EXERCISE GOAL:
Restate each of the lines below word for word and drop every picture.

[START TASK DATA]

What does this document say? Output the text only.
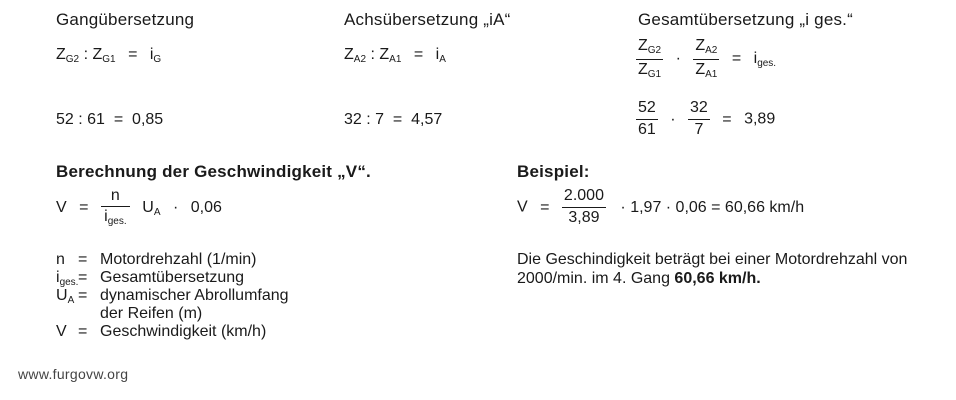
Gangübersetzung
$Z_{G2}$ : $Z_{G1} = i_G$
52 : 61  =  0,85
Achsübersetzung „iA“
$Z_{A2}$ : $Z_{A1} = i_A$
32 : 7  =  4,57
Gesamtübersetzung „i ges.“
$\frac{Z_{G2}}{Z_{G1}} \cdot \frac{Z_{A2}}{Z_{A1}} = i_{ges.}$
$\frac{52}{61} \cdot \frac{32}{7} = 3,89$
Berechnung der Geschwindigkeit „V“.
$V = \frac{n}{i_{ges.}} U_A \cdot 0,06$
n = Motordrehzahl (1/min)
$i_{ges.}$ = Gesamtübersetzung
$U_A$ = dynamischer Abrollumfang
der Reifen (m)
V = Geschwindigkeit (km/h)
Beispiel:
$V = \frac{2.000}{3,89} \cdot 1,97 \cdot 0,06 = 60,66$ km/h
Die Geschindigkeit beträgt bei einer Motordrehzahl von 2000/min. im 4. Gang 60,66 km/h.
www.furgovw.org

[END TASK DATA]

TASK OUTPUT:
What does this document say? Output the text only.
Gangübersetzung
$Z_{G2}$ : $Z_{G1} = i_G$
52 : 61  =  0,85
Achsübersetzung „iA“
$Z_{A2}$ : $Z_{A1} = i_A$
32 : 7  =  4,57
Gesamtübersetzung „i ges.“
$\frac{Z_{G2}}{Z_{G1}} \cdot \frac{Z_{A2}}{Z_{A1}} = i_{ges.}$
$\frac{52}{61} \cdot \frac{32}{7} = 3,89$
Berechnung der Geschwindigkeit „V“.
$V = \frac{n}{i_{ges.}} U_A \cdot 0,06$
n = Motordrehzahl (1/min)
$i_{ges.}$ = Gesamtübersetzung
$U_A$ = dynamischer Abrollumfang
der Reifen (m)
V = Geschwindigkeit (km/h)
Beispiel:
$V = \frac{2.000}{3,89} \cdot 1,97 \cdot 0,06 = 60,66$ km/h
Die Geschindigkeit beträgt bei einer Motordrehzahl von 2000/min. im 4. Gang 60,66 km/h.
www.furgovw.org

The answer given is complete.